(Collection entries)
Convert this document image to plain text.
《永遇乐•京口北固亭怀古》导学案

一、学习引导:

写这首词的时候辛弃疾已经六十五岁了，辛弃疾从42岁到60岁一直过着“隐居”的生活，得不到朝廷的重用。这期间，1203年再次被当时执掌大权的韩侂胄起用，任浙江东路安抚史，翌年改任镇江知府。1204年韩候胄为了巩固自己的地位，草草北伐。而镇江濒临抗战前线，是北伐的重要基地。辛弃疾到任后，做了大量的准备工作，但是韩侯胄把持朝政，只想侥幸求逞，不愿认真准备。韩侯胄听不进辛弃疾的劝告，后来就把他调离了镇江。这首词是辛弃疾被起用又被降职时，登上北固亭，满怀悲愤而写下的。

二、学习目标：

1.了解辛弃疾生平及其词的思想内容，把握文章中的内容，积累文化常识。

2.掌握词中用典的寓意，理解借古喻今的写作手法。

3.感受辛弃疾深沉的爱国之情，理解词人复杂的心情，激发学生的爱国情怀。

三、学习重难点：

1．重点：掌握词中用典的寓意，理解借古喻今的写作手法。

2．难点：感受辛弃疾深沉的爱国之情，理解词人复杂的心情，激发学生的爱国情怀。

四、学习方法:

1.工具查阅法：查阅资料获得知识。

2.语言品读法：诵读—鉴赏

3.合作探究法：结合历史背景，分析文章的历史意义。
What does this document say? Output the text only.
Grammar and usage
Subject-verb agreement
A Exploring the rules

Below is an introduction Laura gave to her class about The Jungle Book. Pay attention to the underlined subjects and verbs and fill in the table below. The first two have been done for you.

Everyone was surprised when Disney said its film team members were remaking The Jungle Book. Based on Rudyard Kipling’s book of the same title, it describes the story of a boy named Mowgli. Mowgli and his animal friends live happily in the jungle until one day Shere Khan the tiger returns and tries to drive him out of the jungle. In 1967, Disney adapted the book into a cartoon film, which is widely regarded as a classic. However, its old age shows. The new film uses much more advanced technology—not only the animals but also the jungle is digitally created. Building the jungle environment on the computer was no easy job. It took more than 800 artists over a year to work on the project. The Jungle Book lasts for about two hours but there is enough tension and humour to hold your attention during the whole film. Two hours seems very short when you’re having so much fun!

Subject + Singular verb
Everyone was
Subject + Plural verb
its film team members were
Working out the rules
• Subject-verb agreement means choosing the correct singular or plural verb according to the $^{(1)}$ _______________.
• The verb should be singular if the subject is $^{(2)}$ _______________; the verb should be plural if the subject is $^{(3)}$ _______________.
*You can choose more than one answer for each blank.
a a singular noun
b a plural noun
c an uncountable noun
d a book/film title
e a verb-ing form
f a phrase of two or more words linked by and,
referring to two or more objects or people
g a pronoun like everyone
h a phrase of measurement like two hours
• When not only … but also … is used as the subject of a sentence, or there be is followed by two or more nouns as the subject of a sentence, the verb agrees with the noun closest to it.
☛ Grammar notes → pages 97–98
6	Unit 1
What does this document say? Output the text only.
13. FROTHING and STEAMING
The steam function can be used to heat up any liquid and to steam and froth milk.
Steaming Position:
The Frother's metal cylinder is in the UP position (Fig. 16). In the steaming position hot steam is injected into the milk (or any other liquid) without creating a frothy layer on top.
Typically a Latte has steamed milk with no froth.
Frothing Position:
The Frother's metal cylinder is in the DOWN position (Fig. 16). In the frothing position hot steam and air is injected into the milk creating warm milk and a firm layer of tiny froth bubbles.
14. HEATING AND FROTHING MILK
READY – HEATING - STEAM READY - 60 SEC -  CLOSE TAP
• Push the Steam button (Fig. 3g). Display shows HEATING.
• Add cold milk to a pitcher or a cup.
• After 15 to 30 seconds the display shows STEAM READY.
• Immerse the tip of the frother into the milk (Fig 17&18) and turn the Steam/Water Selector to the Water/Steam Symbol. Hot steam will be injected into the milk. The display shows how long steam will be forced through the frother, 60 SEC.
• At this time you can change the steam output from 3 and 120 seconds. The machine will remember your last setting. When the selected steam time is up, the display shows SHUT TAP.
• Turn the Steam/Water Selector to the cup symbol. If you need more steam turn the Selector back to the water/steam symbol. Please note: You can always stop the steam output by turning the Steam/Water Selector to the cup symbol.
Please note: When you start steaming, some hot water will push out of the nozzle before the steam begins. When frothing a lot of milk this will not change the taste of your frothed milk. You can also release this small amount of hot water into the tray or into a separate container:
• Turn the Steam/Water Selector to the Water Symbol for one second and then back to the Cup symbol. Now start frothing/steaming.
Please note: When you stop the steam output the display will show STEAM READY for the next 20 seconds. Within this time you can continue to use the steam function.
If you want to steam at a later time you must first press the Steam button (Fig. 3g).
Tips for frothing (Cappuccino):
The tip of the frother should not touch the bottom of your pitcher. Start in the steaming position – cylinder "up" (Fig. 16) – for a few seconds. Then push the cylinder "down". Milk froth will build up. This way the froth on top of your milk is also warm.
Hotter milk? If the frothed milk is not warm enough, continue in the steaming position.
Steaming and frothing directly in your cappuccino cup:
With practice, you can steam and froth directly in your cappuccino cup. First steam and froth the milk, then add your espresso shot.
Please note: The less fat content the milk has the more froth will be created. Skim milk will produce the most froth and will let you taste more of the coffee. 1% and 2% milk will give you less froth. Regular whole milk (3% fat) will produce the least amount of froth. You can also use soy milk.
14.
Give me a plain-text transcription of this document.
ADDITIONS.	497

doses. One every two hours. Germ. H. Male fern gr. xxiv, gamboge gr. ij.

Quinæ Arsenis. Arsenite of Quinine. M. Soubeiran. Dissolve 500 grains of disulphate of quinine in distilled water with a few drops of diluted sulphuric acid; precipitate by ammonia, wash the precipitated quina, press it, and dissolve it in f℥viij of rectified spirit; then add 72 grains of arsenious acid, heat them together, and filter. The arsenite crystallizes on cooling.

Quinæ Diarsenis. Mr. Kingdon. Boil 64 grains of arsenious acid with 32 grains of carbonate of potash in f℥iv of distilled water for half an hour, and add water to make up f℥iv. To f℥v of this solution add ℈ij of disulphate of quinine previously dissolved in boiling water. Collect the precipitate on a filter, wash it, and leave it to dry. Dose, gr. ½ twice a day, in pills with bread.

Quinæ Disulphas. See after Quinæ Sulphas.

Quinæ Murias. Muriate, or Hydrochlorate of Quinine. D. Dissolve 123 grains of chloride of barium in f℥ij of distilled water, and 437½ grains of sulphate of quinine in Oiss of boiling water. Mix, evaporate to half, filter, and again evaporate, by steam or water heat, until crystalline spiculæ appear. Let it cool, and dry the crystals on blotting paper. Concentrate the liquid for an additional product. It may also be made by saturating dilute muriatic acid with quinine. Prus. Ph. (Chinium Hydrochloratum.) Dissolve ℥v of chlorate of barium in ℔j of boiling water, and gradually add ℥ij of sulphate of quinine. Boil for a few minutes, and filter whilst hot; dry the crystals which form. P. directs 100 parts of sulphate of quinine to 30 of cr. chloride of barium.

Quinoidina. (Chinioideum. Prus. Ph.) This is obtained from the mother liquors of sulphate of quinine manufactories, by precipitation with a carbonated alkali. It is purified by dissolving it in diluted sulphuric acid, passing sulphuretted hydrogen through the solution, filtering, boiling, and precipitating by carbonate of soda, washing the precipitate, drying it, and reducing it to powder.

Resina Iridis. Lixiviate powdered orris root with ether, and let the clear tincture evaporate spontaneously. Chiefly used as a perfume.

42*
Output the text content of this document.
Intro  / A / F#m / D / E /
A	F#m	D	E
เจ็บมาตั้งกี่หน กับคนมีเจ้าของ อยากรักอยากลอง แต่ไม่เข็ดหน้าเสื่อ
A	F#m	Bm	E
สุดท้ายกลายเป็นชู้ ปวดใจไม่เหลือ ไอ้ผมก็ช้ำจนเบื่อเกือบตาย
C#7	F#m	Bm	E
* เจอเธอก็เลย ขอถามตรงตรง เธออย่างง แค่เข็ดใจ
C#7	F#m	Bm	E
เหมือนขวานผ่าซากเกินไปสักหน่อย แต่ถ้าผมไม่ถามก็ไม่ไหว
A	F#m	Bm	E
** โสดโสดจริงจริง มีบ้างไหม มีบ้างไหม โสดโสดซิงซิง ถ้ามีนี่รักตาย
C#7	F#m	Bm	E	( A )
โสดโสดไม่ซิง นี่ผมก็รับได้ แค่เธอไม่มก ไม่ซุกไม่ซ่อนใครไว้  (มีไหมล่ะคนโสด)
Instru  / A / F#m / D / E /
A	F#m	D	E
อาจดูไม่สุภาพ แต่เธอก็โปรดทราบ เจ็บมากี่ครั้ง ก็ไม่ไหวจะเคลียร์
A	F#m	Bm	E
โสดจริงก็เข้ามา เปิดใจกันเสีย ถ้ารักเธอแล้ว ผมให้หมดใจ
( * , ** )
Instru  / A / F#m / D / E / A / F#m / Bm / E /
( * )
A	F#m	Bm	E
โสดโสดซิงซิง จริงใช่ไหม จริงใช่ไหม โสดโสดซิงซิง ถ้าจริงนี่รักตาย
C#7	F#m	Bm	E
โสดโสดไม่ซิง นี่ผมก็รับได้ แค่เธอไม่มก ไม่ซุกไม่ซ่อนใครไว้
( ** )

* Short problem
Determine how many lines of the listing above hold the word "time". Report that number without anything else.

* Output below
3